— START Given data —

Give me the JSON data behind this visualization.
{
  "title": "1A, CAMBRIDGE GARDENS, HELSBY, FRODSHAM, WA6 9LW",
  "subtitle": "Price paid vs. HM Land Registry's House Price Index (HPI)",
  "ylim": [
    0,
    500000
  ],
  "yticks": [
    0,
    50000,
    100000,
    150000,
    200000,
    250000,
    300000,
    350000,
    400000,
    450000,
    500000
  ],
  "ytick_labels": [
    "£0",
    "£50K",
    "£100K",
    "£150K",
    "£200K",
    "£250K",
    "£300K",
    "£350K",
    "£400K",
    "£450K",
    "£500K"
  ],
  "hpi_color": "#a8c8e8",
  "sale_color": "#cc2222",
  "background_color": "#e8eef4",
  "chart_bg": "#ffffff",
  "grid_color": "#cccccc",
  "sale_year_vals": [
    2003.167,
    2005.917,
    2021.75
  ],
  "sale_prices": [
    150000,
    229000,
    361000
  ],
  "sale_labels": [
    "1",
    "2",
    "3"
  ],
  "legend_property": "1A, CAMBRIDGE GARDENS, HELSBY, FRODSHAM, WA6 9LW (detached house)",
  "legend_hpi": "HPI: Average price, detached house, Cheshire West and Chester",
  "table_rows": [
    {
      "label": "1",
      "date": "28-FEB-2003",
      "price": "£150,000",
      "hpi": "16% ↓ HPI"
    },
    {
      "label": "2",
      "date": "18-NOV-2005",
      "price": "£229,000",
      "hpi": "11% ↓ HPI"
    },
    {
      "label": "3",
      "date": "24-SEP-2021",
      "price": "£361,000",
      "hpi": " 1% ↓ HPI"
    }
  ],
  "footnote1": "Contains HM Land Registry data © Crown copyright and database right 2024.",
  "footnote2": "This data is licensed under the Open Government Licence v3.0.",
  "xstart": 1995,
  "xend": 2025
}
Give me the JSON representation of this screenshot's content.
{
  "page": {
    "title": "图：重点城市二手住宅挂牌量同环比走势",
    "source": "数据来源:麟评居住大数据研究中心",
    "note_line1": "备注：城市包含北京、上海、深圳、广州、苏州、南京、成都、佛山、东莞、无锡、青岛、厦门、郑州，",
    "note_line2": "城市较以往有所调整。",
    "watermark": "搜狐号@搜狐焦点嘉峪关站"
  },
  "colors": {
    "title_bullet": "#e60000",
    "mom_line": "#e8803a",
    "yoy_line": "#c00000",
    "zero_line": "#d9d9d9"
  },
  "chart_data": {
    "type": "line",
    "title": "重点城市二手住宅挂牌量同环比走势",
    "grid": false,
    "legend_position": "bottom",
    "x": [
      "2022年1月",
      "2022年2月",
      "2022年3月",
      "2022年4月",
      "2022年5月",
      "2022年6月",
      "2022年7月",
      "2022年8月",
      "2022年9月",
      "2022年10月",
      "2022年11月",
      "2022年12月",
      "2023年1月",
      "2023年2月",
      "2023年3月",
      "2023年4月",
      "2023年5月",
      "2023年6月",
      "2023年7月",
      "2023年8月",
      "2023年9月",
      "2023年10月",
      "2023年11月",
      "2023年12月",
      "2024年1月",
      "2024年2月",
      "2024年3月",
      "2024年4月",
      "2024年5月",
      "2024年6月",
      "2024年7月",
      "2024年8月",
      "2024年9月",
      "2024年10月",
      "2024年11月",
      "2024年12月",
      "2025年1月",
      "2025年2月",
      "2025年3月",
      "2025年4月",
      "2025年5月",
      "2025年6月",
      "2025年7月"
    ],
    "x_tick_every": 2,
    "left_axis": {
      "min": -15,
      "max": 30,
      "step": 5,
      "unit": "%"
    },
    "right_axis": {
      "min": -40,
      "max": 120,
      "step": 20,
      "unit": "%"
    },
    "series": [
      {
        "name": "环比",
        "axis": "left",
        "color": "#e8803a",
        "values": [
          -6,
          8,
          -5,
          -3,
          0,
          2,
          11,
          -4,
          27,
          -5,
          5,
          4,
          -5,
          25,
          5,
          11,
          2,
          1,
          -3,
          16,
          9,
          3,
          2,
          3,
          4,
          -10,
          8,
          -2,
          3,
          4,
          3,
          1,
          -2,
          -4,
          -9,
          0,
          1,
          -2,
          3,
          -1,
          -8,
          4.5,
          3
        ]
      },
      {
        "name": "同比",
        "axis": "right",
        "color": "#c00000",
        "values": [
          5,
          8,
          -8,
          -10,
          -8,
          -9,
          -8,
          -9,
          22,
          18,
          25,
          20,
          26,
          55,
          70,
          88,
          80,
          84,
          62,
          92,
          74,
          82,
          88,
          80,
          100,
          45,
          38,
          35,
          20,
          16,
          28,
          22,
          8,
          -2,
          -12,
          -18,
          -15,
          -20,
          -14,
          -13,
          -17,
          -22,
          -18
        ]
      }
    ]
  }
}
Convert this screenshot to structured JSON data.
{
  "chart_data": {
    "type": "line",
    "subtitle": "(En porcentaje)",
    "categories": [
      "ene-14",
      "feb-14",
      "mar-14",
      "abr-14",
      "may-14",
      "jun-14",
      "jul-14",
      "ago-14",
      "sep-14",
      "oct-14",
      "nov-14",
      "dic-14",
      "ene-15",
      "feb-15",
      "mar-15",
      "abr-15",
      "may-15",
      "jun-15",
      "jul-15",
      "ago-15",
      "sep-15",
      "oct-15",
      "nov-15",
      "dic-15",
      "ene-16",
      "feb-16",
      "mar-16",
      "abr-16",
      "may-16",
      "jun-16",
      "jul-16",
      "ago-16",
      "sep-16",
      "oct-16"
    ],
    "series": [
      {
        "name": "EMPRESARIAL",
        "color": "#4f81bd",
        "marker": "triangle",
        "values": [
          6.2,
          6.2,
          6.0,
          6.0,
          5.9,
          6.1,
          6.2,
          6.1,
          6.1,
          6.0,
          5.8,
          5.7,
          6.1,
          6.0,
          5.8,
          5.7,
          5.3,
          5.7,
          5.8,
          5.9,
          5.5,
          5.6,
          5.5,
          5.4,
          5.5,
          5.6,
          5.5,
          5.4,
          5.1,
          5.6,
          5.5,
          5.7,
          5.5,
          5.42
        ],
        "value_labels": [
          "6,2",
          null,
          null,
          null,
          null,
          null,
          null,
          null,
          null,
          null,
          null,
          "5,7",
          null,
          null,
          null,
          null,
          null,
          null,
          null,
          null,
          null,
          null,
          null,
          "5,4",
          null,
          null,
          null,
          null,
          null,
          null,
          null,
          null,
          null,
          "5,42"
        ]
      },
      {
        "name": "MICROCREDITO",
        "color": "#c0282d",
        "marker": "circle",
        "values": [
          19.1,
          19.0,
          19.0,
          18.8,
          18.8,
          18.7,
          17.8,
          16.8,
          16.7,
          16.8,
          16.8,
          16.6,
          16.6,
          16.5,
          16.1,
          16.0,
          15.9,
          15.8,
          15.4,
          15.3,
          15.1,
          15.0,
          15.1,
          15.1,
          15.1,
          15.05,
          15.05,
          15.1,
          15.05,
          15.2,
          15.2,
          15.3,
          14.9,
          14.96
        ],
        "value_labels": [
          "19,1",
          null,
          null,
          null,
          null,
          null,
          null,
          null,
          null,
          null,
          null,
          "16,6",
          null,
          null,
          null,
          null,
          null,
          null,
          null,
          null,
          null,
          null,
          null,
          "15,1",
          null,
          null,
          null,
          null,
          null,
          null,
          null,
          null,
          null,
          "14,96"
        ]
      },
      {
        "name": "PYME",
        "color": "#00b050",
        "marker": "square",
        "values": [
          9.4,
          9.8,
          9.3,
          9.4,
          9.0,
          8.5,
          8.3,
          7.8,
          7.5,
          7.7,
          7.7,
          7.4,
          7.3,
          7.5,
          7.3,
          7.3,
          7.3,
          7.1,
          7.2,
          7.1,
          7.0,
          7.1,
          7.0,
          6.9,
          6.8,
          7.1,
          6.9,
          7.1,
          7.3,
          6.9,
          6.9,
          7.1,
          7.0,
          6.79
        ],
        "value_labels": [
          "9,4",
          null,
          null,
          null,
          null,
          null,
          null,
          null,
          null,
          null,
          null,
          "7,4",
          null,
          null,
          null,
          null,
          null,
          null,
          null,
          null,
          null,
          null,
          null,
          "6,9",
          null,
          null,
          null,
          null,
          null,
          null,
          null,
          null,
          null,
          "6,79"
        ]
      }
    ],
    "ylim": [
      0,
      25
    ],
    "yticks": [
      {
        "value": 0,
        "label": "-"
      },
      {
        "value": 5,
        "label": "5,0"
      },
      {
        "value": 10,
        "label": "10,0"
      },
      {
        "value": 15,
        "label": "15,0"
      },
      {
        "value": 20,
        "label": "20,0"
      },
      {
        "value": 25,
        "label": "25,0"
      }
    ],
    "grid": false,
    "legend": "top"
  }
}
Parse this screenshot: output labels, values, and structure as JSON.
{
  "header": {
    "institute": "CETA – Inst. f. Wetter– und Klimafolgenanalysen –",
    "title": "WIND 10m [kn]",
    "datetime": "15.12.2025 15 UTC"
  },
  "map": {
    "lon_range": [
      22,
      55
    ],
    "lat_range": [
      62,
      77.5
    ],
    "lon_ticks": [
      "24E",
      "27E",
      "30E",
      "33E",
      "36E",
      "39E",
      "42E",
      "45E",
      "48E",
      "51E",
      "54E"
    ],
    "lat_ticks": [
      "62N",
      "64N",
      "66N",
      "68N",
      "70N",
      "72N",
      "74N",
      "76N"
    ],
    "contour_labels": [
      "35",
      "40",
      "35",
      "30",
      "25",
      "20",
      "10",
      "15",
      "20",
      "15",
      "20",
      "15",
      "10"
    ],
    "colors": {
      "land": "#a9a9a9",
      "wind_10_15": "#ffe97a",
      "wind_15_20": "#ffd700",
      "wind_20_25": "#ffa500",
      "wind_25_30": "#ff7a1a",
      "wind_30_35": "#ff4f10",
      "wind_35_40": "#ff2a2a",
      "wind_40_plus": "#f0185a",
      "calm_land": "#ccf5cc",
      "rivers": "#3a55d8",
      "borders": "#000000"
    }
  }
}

— END Given data —

Written instruction >>
Only the lines from the one containing "Parse this screenshot: output" to the end of the listing belong in the output, each reproduced exactly.

Right answer >>
Parse this screenshot: output labels, values, and structure as JSON.
{
  "header": {
    "institute": "CETA – Inst. f. Wetter– und Klimafolgenanalysen –",
    "title": "WIND 10m [kn]",
    "datetime": "15.12.2025 15 UTC"
  },
  "map": {
    "lon_range": [
      22,
      55
    ],
    "lat_range": [
      62,
      77.5
    ],
    "lon_ticks": [
      "24E",
      "27E",
      "30E",
      "33E",
      "36E",
      "39E",
      "42E",
      "45E",
      "48E",
      "51E",
      "54E"
    ],
    "lat_ticks": [
      "62N",
      "64N",
      "66N",
      "68N",
      "70N",
      "72N",
      "74N",
      "76N"
    ],
    "contour_labels": [
      "35",
      "40",
      "35",
      "30",
      "25",
      "20",
      "10",
      "15",
      "20",
      "15",
      "20",
      "15",
      "10"
    ],
    "colors": {
      "land": "#a9a9a9",
      "wind_10_15": "#ffe97a",
      "wind_15_20": "#ffd700",
      "wind_20_25": "#ffa500",
      "wind_25_30": "#ff7a1a",
      "wind_30_35": "#ff4f10",
      "wind_35_40": "#ff2a2a",
      "wind_40_plus": "#f0185a",
      "calm_land": "#ccf5cc",
      "rivers": "#3a55d8",
      "borders": "#000000"
    }
  }
}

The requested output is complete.